* What the task asks: Find every line with "name" in it, then report how many there are and nothing more.

[Collection entries]
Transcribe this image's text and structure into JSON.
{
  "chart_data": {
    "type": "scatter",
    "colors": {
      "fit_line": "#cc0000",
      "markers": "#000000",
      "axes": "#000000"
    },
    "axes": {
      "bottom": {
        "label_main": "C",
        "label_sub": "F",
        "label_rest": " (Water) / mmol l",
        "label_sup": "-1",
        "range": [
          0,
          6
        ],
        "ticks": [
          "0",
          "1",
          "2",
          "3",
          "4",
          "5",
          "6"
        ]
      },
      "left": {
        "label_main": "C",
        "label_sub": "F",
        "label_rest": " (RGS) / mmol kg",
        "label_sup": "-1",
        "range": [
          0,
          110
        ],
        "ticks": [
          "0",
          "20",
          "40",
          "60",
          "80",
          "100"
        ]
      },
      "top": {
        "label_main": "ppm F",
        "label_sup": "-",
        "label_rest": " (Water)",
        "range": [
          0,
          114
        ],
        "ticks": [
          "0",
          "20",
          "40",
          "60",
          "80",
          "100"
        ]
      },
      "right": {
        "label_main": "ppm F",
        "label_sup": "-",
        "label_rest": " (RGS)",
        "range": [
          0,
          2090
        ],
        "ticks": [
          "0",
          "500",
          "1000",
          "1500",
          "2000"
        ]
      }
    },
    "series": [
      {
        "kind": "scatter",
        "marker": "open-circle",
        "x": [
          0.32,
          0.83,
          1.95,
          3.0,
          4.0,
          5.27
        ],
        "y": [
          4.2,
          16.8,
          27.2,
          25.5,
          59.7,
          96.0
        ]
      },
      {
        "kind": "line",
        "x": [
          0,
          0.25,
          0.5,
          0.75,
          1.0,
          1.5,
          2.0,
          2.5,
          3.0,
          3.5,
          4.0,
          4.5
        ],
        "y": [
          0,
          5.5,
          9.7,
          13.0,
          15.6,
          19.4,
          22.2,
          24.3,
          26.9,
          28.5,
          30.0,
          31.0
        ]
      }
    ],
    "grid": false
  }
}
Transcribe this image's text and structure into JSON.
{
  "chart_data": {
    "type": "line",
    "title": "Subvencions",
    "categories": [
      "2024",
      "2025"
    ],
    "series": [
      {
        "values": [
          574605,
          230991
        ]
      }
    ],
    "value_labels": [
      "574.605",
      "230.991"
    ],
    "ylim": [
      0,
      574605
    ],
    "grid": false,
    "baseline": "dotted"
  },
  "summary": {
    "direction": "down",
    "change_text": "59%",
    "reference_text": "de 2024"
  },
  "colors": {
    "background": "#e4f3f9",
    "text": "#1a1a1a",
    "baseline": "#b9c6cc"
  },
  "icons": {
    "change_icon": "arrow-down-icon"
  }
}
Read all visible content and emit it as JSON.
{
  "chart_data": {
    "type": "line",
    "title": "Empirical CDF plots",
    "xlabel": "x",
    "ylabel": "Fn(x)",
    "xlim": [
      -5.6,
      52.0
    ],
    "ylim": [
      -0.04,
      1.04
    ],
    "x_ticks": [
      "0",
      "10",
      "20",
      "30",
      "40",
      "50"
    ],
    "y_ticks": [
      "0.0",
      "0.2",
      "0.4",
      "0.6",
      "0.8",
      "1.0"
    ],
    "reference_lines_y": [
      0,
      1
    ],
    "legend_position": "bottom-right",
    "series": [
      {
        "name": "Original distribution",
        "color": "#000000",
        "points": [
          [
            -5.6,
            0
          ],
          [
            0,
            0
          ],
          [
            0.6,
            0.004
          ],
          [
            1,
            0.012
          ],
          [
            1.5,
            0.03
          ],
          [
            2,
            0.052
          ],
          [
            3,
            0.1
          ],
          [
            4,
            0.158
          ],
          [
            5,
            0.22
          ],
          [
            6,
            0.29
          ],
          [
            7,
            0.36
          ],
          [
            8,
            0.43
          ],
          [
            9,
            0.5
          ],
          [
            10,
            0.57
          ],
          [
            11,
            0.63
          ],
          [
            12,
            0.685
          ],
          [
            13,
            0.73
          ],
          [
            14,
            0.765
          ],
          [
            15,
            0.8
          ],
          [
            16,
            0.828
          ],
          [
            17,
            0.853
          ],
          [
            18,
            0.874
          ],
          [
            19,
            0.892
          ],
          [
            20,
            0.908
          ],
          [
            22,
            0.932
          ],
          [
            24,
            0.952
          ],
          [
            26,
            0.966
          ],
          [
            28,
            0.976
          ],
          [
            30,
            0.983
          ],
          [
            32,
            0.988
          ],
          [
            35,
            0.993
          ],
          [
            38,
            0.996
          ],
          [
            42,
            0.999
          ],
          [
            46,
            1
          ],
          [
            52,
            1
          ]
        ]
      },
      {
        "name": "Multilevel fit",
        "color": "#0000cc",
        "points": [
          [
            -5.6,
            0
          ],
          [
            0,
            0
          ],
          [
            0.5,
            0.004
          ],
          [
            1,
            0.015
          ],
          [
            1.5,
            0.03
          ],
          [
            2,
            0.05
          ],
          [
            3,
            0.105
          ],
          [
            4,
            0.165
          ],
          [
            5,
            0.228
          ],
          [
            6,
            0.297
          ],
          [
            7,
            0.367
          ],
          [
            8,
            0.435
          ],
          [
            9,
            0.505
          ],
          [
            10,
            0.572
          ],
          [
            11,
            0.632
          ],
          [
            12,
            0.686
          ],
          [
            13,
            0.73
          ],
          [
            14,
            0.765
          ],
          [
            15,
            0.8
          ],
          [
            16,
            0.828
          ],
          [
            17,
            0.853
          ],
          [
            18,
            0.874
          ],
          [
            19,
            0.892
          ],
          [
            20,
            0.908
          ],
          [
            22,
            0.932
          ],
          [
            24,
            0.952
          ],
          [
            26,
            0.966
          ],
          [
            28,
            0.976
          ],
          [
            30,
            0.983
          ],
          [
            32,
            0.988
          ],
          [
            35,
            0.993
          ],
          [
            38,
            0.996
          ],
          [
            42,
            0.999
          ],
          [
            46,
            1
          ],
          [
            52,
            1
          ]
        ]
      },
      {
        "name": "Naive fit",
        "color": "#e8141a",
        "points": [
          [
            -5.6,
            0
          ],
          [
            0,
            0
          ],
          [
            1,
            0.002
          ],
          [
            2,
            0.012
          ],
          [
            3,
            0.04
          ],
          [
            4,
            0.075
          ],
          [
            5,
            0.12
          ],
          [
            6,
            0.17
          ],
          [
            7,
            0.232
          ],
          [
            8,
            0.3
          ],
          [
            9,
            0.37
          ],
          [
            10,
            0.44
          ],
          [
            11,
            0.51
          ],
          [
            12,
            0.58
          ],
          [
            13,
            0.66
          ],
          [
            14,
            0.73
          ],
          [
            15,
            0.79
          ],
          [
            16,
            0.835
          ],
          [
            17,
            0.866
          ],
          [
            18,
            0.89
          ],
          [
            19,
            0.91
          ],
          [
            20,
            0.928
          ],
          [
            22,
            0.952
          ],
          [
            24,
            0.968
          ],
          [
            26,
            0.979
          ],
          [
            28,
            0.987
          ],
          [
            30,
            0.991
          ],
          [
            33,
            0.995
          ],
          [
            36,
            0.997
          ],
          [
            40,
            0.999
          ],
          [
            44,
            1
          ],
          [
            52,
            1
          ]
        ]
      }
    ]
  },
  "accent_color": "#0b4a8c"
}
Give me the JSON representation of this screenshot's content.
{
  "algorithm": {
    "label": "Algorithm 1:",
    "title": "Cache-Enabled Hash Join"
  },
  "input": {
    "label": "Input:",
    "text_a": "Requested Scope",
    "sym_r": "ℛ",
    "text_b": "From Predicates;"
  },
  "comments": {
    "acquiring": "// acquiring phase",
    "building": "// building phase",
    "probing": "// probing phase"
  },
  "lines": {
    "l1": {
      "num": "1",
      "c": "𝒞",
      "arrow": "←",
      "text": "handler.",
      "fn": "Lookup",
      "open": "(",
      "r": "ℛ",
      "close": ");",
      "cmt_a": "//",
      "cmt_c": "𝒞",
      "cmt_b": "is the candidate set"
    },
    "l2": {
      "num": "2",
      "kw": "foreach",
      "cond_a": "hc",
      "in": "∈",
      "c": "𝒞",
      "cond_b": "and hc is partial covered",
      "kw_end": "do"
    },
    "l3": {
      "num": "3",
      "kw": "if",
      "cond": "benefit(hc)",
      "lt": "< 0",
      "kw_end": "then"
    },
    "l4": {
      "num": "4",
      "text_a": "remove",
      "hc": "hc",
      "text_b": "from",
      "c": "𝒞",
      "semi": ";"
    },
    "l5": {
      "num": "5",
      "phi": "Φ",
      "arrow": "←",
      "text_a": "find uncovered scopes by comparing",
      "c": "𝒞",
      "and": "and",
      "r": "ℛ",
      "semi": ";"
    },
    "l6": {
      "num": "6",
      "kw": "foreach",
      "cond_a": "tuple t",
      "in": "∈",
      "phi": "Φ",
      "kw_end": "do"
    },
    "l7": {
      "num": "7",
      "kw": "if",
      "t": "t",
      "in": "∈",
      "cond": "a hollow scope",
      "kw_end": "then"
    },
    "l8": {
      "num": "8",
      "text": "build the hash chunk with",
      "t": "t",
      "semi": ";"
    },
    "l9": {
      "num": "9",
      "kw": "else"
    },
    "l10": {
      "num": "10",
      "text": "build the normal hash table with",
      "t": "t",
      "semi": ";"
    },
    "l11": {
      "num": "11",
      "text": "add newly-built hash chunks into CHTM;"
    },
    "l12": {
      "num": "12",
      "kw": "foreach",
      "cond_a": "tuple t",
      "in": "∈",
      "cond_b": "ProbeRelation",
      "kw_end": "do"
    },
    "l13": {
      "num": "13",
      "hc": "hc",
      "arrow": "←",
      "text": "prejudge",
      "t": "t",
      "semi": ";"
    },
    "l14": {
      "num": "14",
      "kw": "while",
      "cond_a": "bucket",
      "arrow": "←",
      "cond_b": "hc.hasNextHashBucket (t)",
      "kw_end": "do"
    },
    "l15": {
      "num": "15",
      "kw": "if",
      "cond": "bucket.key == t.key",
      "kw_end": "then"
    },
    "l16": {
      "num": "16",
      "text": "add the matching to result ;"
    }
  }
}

* Answer: 3